— start of Task input —

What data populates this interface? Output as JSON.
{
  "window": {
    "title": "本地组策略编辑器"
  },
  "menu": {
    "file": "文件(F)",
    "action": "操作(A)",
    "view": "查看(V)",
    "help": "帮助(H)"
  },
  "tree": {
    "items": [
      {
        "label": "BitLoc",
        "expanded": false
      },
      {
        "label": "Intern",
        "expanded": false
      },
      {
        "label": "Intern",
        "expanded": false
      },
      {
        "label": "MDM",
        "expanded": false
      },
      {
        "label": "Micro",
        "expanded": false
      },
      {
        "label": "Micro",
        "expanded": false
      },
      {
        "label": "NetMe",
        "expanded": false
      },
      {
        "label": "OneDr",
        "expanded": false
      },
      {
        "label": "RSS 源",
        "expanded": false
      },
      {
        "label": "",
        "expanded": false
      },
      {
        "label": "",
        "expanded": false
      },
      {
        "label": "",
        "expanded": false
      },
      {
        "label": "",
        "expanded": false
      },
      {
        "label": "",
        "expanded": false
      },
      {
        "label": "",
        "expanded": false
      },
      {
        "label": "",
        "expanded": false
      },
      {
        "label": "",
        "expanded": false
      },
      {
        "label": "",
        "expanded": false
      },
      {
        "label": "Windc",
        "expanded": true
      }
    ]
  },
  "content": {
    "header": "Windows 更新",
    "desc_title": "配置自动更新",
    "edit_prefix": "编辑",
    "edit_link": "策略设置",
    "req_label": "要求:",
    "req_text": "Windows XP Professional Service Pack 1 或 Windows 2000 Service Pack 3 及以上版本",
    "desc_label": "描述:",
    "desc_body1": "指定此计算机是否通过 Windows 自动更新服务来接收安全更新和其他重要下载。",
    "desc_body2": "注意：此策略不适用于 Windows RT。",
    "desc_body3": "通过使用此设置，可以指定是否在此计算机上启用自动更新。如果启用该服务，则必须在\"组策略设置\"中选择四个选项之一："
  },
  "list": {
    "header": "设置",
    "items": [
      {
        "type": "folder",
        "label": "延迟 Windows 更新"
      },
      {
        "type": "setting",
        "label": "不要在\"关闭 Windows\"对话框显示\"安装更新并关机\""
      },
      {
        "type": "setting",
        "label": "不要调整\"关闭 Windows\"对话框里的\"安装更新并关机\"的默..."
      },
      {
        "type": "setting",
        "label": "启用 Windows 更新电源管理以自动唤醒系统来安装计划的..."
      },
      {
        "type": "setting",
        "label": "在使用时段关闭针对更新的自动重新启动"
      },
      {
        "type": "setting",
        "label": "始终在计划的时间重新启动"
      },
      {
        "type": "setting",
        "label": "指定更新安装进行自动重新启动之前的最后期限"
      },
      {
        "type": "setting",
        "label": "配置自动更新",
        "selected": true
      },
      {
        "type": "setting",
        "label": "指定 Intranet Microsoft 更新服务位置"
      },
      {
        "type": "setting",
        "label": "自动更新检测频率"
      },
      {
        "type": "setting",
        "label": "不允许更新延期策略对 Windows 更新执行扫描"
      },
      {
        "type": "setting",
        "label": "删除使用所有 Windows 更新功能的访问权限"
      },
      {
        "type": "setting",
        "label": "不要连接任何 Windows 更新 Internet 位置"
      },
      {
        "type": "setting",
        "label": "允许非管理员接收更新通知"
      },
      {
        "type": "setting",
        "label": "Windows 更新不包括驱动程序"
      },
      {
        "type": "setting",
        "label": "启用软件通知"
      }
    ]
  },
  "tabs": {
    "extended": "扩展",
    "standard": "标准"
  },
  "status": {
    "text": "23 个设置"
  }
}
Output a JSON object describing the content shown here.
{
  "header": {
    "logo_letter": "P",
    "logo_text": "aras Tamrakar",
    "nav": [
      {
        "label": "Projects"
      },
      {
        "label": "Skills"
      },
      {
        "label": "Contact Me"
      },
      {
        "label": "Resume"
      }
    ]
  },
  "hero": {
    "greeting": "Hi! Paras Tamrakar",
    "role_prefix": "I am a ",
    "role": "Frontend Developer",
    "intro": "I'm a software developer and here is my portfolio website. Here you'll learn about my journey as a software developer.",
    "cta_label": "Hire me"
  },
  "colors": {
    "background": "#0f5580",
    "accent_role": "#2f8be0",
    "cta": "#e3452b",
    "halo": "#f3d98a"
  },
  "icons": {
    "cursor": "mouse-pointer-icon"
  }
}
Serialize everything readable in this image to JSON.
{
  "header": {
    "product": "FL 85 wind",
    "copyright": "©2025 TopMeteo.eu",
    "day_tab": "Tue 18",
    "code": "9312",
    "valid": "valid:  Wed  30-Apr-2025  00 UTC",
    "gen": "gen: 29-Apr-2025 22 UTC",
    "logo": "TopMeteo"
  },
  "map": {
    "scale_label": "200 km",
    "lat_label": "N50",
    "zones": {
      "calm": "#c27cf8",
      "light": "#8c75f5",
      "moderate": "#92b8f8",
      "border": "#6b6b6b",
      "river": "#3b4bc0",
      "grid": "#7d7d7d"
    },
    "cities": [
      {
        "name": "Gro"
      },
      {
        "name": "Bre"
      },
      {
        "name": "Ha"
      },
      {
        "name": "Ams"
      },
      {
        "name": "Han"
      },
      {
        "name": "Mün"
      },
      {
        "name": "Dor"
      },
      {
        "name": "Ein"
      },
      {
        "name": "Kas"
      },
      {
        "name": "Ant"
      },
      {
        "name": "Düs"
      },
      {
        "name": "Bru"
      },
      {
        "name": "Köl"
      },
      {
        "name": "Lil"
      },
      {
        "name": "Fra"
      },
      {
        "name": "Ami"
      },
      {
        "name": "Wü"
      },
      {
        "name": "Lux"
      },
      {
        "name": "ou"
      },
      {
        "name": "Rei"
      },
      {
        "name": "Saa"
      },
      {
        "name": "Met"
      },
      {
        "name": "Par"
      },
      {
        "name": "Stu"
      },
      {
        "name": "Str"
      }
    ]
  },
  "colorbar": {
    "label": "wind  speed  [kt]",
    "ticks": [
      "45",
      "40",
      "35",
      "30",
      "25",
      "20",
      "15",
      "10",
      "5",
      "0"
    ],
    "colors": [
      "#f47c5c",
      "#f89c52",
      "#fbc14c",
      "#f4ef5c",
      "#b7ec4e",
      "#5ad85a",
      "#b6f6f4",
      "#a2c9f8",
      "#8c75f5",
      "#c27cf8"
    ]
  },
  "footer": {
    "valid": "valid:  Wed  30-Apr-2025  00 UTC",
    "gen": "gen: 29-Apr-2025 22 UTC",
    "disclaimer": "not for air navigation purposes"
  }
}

— end of Task input —

Write each line above out exactly.

What data populates this interface? Output as JSON.
{
  "window": {
    "title": "本地组策略编辑器"
  },
  "menu": {
    "file": "文件(F)",
    "action": "操作(A)",
    "view": "查看(V)",
    "help": "帮助(H)"
  },
  "tree": {
    "items": [
      {
        "label": "BitLoc",
        "expanded": false
      },
      {
        "label": "Intern",
        "expanded": false
      },
      {
        "label": "Intern",
        "expanded": false
      },
      {
        "label": "MDM",
        "expanded": false
      },
      {
        "label": "Micro",
        "expanded": false
      },
      {
        "label": "Micro",
        "expanded": false
      },
      {
        "label": "NetMe",
        "expanded": false
      },
      {
        "label": "OneDr",
        "expanded": false
      },
      {
        "label": "RSS 源",
        "expanded": false
      },
      {
        "label": "",
        "expanded": false
      },
      {
        "label": "",
        "expanded": false
      },
      {
        "label": "",
        "expanded": false
      },
      {
        "label": "",
        "expanded": false
      },
      {
        "label": "",
        "expanded": false
      },
      {
        "label": "",
        "expanded": false
      },
      {
        "label": "",
        "expanded": false
      },
      {
        "label": "",
        "expanded": false
      },
      {
        "label": "",
        "expanded": false
      },
      {
        "label": "Windc",
        "expanded": true
      }
    ]
  },
  "content": {
    "header": "Windows 更新",
    "desc_title": "配置自动更新",
    "edit_prefix": "编辑",
    "edit_link": "策略设置",
    "req_label": "要求:",
    "req_text": "Windows XP Professional Service Pack 1 或 Windows 2000 Service Pack 3 及以上版本",
    "desc_label": "描述:",
    "desc_body1": "指定此计算机是否通过 Windows 自动更新服务来接收安全更新和其他重要下载。",
    "desc_body2": "注意：此策略不适用于 Windows RT。",
    "desc_body3": "通过使用此设置，可以指定是否在此计算机上启用自动更新。如果启用该服务，则必须在\"组策略设置\"中选择四个选项之一："
  },
  "list": {
    "header": "设置",
    "items": [
      {
        "type": "folder",
        "label": "延迟 Windows 更新"
      },
      {
        "type": "setting",
        "label": "不要在\"关闭 Windows\"对话框显示\"安装更新并关机\""
      },
      {
        "type": "setting",
        "label": "不要调整\"关闭 Windows\"对话框里的\"安装更新并关机\"的默..."
      },
      {
        "type": "setting",
        "label": "启用 Windows 更新电源管理以自动唤醒系统来安装计划的..."
      },
      {
        "type": "setting",
        "label": "在使用时段关闭针对更新的自动重新启动"
      },
      {
        "type": "setting",
        "label": "始终在计划的时间重新启动"
      },
      {
        "type": "setting",
        "label": "指定更新安装进行自动重新启动之前的最后期限"
      },
      {
        "type": "setting",
        "label": "配置自动更新",
        "selected": true
      },
      {
        "type": "setting",
        "label": "指定 Intranet Microsoft 更新服务位置"
      },
      {
        "type": "setting",
        "label": "自动更新检测频率"
      },
      {
        "type": "setting",
        "label": "不允许更新延期策略对 Windows 更新执行扫描"
      },
      {
        "type": "setting",
        "label": "删除使用所有 Windows 更新功能的访问权限"
      },
      {
        "type": "setting",
        "label": "不要连接任何 Windows 更新 Internet 位置"
      },
      {
        "type": "setting",
        "label": "允许非管理员接收更新通知"
      },
      {
        "type": "setting",
        "label": "Windows 更新不包括驱动程序"
      },
      {
        "type": "setting",
        "label": "启用软件通知"
      }
    ]
  },
  "tabs": {
    "extended": "扩展",
    "standard": "标准"
  },
  "status": {
    "text": "23 个设置"
  }
}
Output a JSON object describing the content shown here.
{
  "header": {
    "logo_letter": "P",
    "logo_text": "aras Tamrakar",
    "nav": [
      {
        "label": "Projects"
      },
      {
        "label": "Skills"
      },
      {
        "label": "Contact Me"
      },
      {
        "label": "Resume"
      }
    ]
  },
  "hero": {
    "greeting": "Hi! Paras Tamrakar",
    "role_prefix": "I am a ",
    "role": "Frontend Developer",
    "intro": "I'm a software developer and here is my portfolio website. Here you'll learn about my journey as a software developer.",
    "cta_label": "Hire me"
  },
  "colors": {
    "background": "#0f5580",
    "accent_role": "#2f8be0",
    "cta": "#e3452b",
    "halo": "#f3d98a"
  },
  "icons": {
    "cursor": "mouse-pointer-icon"
  }
}
Serialize everything readable in this image to JSON.
{
  "header": {
    "product": "FL 85 wind",
    "copyright": "©2025 TopMeteo.eu",
    "day_tab": "Tue 18",
    "code": "9312",
    "valid": "valid:  Wed  30-Apr-2025  00 UTC",
    "gen": "gen: 29-Apr-2025 22 UTC",
    "logo": "TopMeteo"
  },
  "map": {
    "scale_label": "200 km",
    "lat_label": "N50",
    "zones": {
      "calm": "#c27cf8",
      "light": "#8c75f5",
      "moderate": "#92b8f8",
      "border": "#6b6b6b",
      "river": "#3b4bc0",
      "grid": "#7d7d7d"
    },
    "cities": [
      {
        "name": "Gro"
      },
      {
        "name": "Bre"
      },
      {
        "name": "Ha"
      },
      {
        "name": "Ams"
      },
      {
        "name": "Han"
      },
      {
        "name": "Mün"
      },
      {
        "name": "Dor"
      },
      {
        "name": "Ein"
      },
      {
        "name": "Kas"
      },
      {
        "name": "Ant"
      },
      {
        "name": "Düs"
      },
      {
        "name": "Bru"
      },
      {
        "name": "Köl"
      },
      {
        "name": "Lil"
      },
      {
        "name": "Fra"
      },
      {
        "name": "Ami"
      },
      {
        "name": "Wü"
      },
      {
        "name": "Lux"
      },
      {
        "name": "ou"
      },
      {
        "name": "Rei"
      },
      {
        "name": "Saa"
      },
      {
        "name": "Met"
      },
      {
        "name": "Par"
      },
      {
        "name": "Stu"
      },
      {
        "name": "Str"
      }
    ]
  },
  "colorbar": {
    "label": "wind  speed  [kt]",
    "ticks": [
      "45",
      "40",
      "35",
      "30",
      "25",
      "20",
      "15",
      "10",
      "5",
      "0"
    ],
    "colors": [
      "#f47c5c",
      "#f89c52",
      "#fbc14c",
      "#f4ef5c",
      "#b7ec4e",
      "#5ad85a",
      "#b6f6f4",
      "#a2c9f8",
      "#8c75f5",
      "#c27cf8"
    ]
  },
  "footer": {
    "valid": "valid:  Wed  30-Apr-2025  00 UTC",
    "gen": "gen: 29-Apr-2025 22 UTC",
    "disclaimer": "not for air navigation purposes"
  }
}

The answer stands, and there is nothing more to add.